(Element boundary listing)

• • •

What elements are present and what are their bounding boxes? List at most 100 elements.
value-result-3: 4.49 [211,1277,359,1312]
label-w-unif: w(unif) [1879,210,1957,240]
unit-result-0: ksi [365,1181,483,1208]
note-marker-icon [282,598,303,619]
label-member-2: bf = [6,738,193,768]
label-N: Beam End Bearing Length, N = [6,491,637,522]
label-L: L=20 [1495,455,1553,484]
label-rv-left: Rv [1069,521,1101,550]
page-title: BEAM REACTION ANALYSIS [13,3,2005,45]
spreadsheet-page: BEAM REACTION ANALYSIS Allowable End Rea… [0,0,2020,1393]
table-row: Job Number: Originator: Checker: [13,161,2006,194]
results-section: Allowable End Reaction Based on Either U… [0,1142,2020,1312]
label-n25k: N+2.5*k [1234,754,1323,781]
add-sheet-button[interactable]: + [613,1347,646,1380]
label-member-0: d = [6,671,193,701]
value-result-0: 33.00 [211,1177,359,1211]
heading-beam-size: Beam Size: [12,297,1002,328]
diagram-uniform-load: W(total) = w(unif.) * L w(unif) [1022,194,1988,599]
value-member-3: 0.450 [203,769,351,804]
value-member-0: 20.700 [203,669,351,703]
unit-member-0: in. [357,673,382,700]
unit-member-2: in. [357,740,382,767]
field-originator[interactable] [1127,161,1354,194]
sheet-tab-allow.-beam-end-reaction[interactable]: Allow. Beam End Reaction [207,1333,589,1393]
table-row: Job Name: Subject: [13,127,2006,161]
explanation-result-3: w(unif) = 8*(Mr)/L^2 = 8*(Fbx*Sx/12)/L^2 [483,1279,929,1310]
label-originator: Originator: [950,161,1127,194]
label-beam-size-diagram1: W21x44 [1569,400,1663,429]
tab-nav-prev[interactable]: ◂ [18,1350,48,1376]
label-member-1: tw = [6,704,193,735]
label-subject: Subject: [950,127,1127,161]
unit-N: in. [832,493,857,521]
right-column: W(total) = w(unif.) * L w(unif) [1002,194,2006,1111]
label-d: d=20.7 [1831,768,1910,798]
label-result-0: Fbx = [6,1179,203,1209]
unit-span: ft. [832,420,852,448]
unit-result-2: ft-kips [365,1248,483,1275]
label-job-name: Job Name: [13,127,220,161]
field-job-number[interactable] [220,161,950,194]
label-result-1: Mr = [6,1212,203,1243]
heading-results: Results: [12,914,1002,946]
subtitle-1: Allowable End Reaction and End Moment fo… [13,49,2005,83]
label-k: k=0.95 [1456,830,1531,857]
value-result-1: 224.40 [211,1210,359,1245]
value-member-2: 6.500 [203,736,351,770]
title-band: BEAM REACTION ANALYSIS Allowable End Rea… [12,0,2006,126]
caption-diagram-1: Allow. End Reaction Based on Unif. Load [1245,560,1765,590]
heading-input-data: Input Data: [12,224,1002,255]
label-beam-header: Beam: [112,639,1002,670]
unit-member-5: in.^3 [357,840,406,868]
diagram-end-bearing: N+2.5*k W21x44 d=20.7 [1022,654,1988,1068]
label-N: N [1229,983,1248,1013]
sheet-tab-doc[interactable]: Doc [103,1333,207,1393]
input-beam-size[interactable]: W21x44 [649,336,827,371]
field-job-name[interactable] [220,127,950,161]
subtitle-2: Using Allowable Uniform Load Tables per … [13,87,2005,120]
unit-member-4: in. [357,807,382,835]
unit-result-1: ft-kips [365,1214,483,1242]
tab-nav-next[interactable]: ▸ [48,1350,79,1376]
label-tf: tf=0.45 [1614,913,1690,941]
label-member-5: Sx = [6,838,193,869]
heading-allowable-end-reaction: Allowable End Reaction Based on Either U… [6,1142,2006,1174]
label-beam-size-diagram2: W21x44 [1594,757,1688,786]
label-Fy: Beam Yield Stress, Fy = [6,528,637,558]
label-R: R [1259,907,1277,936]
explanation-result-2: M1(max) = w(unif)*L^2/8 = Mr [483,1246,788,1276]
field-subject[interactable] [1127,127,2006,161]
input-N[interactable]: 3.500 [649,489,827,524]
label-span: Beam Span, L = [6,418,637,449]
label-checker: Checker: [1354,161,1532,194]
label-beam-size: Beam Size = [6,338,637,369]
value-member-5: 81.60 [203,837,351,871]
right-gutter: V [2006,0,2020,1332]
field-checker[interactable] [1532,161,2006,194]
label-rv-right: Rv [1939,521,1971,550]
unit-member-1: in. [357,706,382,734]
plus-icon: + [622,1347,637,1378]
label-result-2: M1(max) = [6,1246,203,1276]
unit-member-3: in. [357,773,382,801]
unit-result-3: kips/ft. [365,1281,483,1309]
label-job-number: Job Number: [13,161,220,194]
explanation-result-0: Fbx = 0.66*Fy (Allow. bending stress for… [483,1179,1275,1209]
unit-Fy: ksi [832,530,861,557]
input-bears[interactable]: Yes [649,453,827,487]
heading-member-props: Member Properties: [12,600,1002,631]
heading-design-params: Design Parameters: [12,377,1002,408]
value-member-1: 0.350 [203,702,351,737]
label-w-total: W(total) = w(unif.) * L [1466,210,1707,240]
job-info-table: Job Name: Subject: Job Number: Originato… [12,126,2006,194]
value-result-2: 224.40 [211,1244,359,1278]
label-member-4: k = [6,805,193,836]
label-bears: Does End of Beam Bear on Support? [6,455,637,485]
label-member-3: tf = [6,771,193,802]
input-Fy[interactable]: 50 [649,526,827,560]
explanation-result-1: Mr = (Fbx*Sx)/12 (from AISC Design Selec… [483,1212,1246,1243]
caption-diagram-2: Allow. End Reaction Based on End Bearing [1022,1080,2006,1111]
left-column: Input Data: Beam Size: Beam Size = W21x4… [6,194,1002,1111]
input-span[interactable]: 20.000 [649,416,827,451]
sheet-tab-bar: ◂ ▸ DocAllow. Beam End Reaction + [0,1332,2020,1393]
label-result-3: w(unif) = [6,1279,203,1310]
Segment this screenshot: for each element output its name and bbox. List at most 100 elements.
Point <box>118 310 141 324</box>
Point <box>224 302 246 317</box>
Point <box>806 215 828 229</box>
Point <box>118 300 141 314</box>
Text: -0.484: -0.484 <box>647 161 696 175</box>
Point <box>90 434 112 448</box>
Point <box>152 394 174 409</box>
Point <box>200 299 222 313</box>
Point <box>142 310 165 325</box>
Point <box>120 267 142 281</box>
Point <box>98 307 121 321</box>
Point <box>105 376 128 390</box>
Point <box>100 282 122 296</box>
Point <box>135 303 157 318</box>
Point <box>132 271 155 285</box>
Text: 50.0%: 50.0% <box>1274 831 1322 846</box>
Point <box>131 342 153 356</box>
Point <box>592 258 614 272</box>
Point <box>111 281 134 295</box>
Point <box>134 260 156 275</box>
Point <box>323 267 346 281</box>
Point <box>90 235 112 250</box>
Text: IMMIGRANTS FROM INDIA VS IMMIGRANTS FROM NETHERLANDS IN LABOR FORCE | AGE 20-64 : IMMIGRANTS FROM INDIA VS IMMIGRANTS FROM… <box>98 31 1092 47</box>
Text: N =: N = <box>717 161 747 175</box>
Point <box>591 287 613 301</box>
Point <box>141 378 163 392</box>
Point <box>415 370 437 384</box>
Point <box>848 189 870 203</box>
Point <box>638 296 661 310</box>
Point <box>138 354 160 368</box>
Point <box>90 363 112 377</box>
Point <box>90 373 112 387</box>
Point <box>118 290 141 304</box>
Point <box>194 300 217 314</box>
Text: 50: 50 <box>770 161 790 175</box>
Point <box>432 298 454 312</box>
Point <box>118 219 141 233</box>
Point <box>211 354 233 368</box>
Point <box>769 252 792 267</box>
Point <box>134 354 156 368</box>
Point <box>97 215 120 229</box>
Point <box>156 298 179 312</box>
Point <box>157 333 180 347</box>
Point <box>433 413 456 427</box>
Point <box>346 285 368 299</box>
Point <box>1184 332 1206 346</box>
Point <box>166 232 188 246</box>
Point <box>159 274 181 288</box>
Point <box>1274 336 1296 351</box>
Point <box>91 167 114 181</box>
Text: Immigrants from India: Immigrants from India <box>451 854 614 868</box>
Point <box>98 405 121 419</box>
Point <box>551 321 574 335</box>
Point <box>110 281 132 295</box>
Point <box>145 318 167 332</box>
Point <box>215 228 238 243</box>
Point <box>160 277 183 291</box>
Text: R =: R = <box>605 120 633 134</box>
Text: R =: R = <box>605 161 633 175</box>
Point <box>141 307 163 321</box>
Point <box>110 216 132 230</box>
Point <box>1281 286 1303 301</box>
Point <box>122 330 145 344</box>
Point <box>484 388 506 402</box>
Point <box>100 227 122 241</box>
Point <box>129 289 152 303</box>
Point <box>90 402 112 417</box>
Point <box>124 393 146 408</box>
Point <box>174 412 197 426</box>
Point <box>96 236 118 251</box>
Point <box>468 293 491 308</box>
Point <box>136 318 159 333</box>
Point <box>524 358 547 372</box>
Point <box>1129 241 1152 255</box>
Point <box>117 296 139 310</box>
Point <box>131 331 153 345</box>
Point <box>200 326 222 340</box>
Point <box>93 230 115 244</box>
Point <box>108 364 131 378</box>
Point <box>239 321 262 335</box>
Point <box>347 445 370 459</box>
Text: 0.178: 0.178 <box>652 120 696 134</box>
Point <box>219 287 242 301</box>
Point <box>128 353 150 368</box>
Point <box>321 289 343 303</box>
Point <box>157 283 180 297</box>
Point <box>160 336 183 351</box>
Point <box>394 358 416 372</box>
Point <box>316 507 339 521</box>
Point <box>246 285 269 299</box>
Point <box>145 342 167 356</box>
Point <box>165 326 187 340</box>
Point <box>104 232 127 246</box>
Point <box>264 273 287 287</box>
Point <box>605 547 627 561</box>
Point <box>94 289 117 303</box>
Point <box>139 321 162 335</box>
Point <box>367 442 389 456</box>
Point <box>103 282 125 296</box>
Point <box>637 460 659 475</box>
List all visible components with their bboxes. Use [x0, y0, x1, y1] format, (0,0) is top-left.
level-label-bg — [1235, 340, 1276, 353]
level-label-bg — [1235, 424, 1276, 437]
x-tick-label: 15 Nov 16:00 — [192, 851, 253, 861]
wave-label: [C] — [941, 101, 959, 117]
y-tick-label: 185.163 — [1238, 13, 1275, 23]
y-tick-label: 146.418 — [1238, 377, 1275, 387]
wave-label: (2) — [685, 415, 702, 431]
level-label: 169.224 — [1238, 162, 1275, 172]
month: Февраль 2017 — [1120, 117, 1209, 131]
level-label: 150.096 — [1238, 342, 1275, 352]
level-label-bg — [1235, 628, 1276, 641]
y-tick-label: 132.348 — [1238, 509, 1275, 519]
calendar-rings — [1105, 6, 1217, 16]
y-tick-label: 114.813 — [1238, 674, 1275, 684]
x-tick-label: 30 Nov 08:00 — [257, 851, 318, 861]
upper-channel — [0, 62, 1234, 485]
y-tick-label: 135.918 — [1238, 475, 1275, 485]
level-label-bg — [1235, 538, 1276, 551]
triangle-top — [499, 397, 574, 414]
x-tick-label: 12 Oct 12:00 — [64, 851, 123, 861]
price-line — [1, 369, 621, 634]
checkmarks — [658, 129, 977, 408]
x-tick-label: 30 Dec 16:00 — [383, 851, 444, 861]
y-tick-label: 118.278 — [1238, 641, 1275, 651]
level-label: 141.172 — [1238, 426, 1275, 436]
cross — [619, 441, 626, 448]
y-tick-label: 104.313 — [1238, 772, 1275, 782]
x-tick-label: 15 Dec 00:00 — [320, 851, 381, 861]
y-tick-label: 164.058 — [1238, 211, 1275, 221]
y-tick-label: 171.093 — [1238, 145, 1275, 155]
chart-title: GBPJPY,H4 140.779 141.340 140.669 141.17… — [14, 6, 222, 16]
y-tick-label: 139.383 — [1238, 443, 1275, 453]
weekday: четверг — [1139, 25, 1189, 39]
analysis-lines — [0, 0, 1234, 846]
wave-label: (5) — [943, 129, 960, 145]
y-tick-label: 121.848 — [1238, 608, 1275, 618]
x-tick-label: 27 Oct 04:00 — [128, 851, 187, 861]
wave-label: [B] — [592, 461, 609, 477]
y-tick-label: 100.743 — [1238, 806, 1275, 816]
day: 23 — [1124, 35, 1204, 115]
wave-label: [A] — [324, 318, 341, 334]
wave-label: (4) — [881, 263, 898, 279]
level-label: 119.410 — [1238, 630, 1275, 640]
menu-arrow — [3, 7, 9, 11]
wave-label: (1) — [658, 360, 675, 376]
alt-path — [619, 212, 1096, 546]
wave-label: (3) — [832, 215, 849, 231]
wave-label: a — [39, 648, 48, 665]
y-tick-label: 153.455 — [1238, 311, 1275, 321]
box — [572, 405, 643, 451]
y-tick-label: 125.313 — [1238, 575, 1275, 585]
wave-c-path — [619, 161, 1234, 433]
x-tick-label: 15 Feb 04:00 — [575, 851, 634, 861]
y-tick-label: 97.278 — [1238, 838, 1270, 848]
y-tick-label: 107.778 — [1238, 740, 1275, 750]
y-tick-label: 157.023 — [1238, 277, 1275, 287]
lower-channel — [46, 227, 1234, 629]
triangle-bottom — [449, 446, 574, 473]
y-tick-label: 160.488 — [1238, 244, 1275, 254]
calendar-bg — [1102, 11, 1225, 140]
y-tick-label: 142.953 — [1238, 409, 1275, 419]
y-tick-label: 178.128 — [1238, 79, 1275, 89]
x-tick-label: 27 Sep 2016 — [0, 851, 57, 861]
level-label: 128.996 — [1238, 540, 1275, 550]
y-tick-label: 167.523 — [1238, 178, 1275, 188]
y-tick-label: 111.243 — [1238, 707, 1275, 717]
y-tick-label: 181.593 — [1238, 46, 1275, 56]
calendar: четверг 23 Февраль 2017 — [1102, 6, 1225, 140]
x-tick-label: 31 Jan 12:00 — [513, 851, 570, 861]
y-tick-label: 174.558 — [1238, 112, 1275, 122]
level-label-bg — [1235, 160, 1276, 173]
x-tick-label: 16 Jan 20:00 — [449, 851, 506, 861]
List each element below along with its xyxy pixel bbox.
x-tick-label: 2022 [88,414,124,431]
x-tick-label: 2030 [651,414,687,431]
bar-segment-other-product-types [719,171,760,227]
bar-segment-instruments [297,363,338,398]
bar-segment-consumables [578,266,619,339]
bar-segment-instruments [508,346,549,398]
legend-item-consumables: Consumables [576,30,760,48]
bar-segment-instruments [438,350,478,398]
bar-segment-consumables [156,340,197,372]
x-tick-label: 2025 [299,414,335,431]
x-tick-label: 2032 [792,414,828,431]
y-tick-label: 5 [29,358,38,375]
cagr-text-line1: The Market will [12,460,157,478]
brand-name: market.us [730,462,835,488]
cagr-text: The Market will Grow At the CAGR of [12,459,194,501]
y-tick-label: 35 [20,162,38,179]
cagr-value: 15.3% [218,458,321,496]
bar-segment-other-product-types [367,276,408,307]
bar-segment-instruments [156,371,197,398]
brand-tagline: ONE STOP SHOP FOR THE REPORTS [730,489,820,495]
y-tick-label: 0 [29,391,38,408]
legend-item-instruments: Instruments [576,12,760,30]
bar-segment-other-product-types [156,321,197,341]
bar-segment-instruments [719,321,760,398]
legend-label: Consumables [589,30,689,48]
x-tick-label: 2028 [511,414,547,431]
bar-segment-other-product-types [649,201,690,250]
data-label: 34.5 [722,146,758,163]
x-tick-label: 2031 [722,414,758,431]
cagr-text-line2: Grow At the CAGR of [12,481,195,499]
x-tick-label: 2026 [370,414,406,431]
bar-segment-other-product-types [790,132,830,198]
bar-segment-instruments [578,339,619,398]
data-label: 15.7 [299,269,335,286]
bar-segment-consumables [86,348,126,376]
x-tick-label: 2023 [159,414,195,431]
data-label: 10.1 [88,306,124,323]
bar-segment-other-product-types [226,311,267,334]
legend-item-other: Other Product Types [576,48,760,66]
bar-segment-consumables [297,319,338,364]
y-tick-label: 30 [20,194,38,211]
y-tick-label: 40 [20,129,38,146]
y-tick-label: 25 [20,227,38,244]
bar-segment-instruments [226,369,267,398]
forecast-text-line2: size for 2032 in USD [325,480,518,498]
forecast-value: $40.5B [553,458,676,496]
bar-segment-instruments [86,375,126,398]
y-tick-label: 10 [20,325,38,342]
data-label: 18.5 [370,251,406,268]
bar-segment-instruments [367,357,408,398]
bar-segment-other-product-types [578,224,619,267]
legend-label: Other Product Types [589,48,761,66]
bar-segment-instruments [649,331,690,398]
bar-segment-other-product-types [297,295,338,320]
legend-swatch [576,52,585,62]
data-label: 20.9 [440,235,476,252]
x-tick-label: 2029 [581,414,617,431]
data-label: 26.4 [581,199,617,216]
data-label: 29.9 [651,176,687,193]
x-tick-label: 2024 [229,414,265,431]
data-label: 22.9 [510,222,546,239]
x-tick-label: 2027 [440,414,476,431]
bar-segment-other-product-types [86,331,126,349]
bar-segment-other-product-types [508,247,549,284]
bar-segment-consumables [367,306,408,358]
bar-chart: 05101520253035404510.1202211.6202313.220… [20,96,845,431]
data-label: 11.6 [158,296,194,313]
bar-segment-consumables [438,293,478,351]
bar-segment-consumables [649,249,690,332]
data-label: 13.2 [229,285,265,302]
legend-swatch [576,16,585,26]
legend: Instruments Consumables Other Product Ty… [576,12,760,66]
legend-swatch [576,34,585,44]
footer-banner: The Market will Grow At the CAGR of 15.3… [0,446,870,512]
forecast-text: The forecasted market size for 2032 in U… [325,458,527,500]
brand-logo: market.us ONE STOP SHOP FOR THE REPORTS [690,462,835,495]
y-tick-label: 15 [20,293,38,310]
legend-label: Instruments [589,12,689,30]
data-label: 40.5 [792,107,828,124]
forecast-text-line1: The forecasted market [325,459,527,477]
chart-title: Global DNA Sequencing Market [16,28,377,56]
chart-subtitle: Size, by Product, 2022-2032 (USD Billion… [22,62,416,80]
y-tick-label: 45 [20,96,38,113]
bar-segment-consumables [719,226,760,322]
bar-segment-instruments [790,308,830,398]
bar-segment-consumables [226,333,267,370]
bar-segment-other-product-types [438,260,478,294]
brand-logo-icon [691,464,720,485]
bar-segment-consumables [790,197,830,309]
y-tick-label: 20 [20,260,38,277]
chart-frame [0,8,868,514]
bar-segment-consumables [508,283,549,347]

• • •

[What you will do]: Reproduce the listing word for word, from its start through the line containing "diagram-uniform-load: W(total) = w(unif.)", including both of those lines.

[Output below]:
What elements are present and what are their bounding boxes? List at most 100 elements.
value-result-3: 4.49 [211,1277,359,1312]
label-w-unif: w(unif) [1879,210,1957,240]
unit-result-0: ksi [365,1181,483,1208]
note-marker-icon [282,598,303,619]
label-member-2: bf = [6,738,193,768]
label-N: Beam End Bearing Length, N = [6,491,637,522]
label-L: L=20 [1495,455,1553,484]
label-rv-left: Rv [1069,521,1101,550]
page-title: BEAM REACTION ANALYSIS [13,3,2005,45]
spreadsheet-page: BEAM REACTION ANALYSIS Allowable End Rea… [0,0,2020,1393]
table-row: Job Number: Originator: Checker: [13,161,2006,194]
results-section: Allowable End Reaction Based on Either U… [0,1142,2020,1312]
label-n25k: N+2.5*k [1234,754,1323,781]
add-sheet-button[interactable]: + [613,1347,646,1380]
label-member-0: d = [6,671,193,701]
value-result-0: 33.00 [211,1177,359,1211]
heading-beam-size: Beam Size: [12,297,1002,328]
diagram-uniform-load: W(total) = w(unif.) * L w(unif) [1022,194,1988,599]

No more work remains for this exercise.